RECORDS SUPPLIED:
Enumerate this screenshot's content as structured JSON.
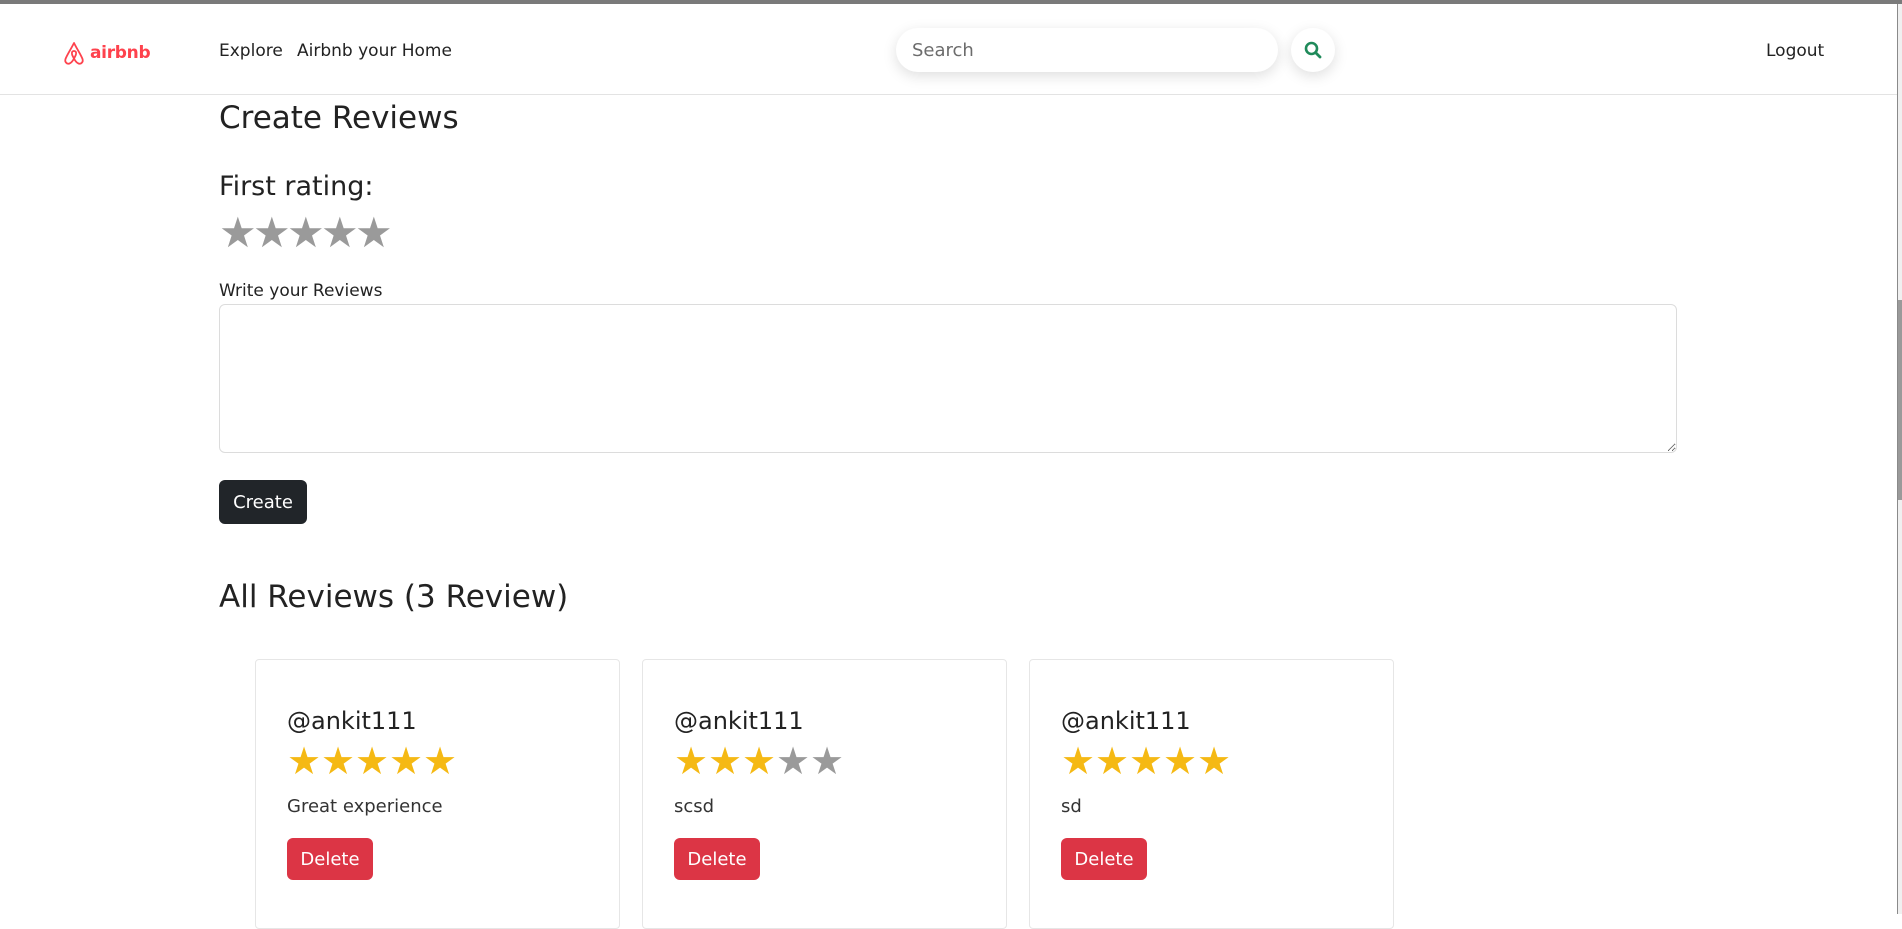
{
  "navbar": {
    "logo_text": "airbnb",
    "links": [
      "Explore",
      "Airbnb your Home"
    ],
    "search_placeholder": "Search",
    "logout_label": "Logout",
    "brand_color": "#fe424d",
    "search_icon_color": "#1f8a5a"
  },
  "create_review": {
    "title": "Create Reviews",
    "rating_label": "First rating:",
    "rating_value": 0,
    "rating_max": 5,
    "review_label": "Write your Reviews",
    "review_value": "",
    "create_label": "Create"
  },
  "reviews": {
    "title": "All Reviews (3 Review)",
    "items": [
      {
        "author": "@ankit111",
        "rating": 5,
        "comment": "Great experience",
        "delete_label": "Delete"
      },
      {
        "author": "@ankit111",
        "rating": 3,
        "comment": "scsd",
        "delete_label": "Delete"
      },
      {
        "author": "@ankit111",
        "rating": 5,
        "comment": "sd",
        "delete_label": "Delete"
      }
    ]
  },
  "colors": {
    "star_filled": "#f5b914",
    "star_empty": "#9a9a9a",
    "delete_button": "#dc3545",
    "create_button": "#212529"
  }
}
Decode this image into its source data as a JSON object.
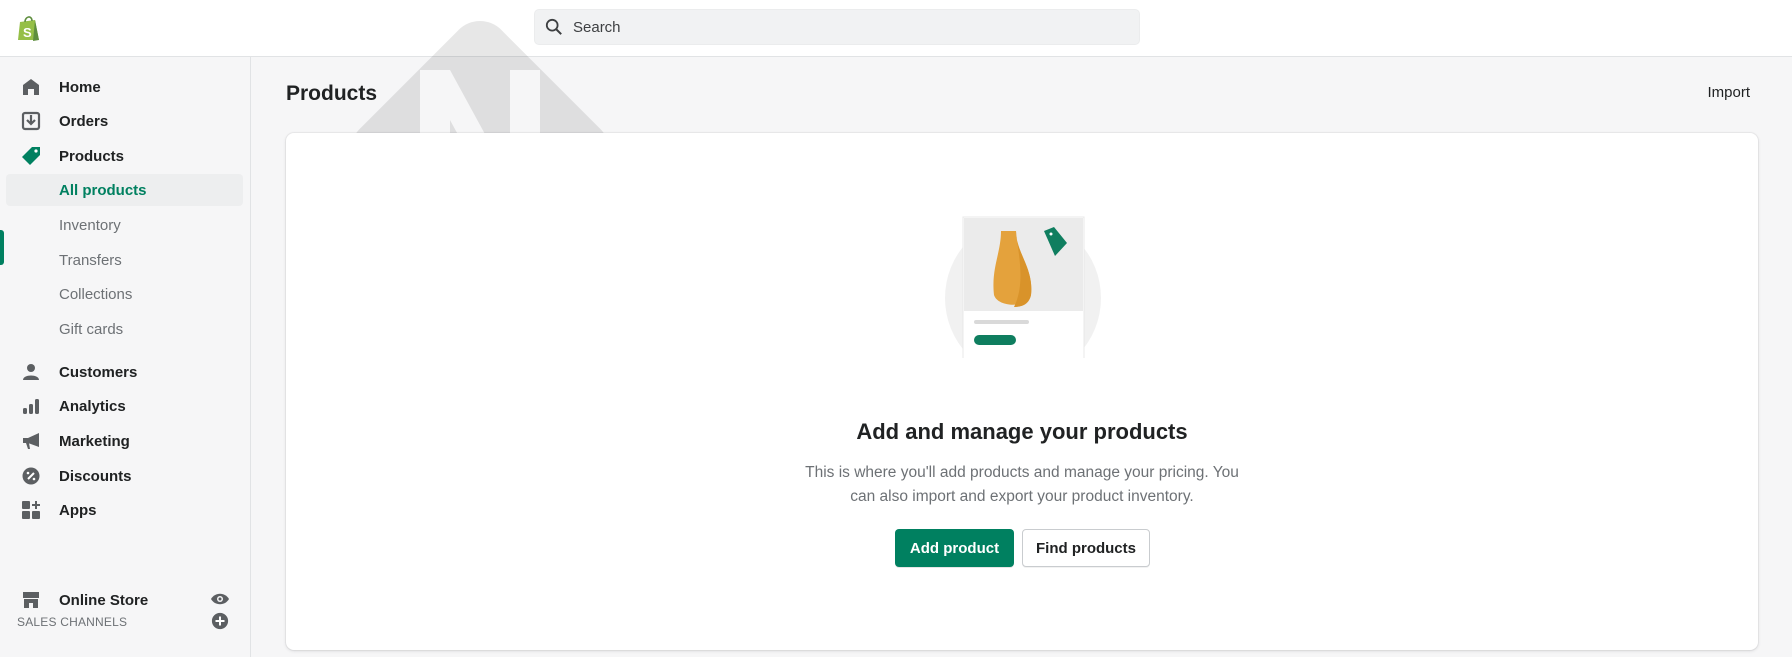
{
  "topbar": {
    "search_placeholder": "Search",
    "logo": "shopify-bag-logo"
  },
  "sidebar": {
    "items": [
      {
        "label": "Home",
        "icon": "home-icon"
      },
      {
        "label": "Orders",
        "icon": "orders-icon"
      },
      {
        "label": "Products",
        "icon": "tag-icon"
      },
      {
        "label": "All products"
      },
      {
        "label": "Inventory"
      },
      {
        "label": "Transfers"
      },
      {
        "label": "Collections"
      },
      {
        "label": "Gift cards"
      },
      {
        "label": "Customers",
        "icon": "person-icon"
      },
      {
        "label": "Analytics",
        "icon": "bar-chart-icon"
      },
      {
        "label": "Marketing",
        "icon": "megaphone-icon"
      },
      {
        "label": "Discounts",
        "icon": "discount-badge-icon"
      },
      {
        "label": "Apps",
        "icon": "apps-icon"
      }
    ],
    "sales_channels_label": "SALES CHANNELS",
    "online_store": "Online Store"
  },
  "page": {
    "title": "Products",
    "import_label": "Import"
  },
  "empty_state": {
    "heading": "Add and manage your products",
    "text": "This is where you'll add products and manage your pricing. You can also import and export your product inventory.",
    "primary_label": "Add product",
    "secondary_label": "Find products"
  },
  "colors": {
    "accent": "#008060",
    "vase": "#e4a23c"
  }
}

WHAT THE EXERCISE ASKS:
All of the entries above should be copied exactly, except for the pictures.

SOLVED PROBLEM:
Enumerate this screenshot's content as structured JSON.
{
  "navbar": {
    "logo_text": "airbnb",
    "links": [
      "Explore",
      "Airbnb your Home"
    ],
    "search_placeholder": "Search",
    "logout_label": "Logout",
    "brand_color": "#fe424d",
    "search_icon_color": "#1f8a5a"
  },
  "create_review": {
    "title": "Create Reviews",
    "rating_label": "First rating:",
    "rating_value": 0,
    "rating_max": 5,
    "review_label": "Write your Reviews",
    "review_value": "",
    "create_label": "Create"
  },
  "reviews": {
    "title": "All Reviews (3 Review)",
    "items": [
      {
        "author": "@ankit111",
        "rating": 5,
        "comment": "Great experience",
        "delete_label": "Delete"
      },
      {
        "author": "@ankit111",
        "rating": 3,
        "comment": "scsd",
        "delete_label": "Delete"
      },
      {
        "author": "@ankit111",
        "rating": 5,
        "comment": "sd",
        "delete_label": "Delete"
      }
    ]
  },
  "colors": {
    "star_filled": "#f5b914",
    "star_empty": "#9a9a9a",
    "delete_button": "#dc3545",
    "create_button": "#212529"
  }
}
Decode this image into its source data as a JSON object.
{
  "topbar": {
    "search_placeholder": "Search",
    "logo": "shopify-bag-logo"
  },
  "sidebar": {
    "items": [
      {
        "label": "Home",
        "icon": "home-icon"
      },
      {
        "label": "Orders",
        "icon": "orders-icon"
      },
      {
        "label": "Products",
        "icon": "tag-icon"
      },
      {
        "label": "All products"
      },
      {
        "label": "Inventory"
      },
      {
        "label": "Transfers"
      },
      {
        "label": "Collections"
      },
      {
        "label": "Gift cards"
      },
      {
        "label": "Customers",
        "icon": "person-icon"
      },
      {
        "label": "Analytics",
        "icon": "bar-chart-icon"
      },
      {
        "label": "Marketing",
        "icon": "megaphone-icon"
      },
      {
        "label": "Discounts",
        "icon": "discount-badge-icon"
      },
      {
        "label": "Apps",
        "icon": "apps-icon"
      }
    ],
    "sales_channels_label": "SALES CHANNELS",
    "online_store": "Online Store"
  },
  "page": {
    "title": "Products",
    "import_label": "Import"
  },
  "empty_state": {
    "heading": "Add and manage your products",
    "text": "This is where you'll add products and manage your pricing. You can also import and export your product inventory.",
    "primary_label": "Add product",
    "secondary_label": "Find products"
  },
  "colors": {
    "accent": "#008060",
    "vase": "#e4a23c"
  }
}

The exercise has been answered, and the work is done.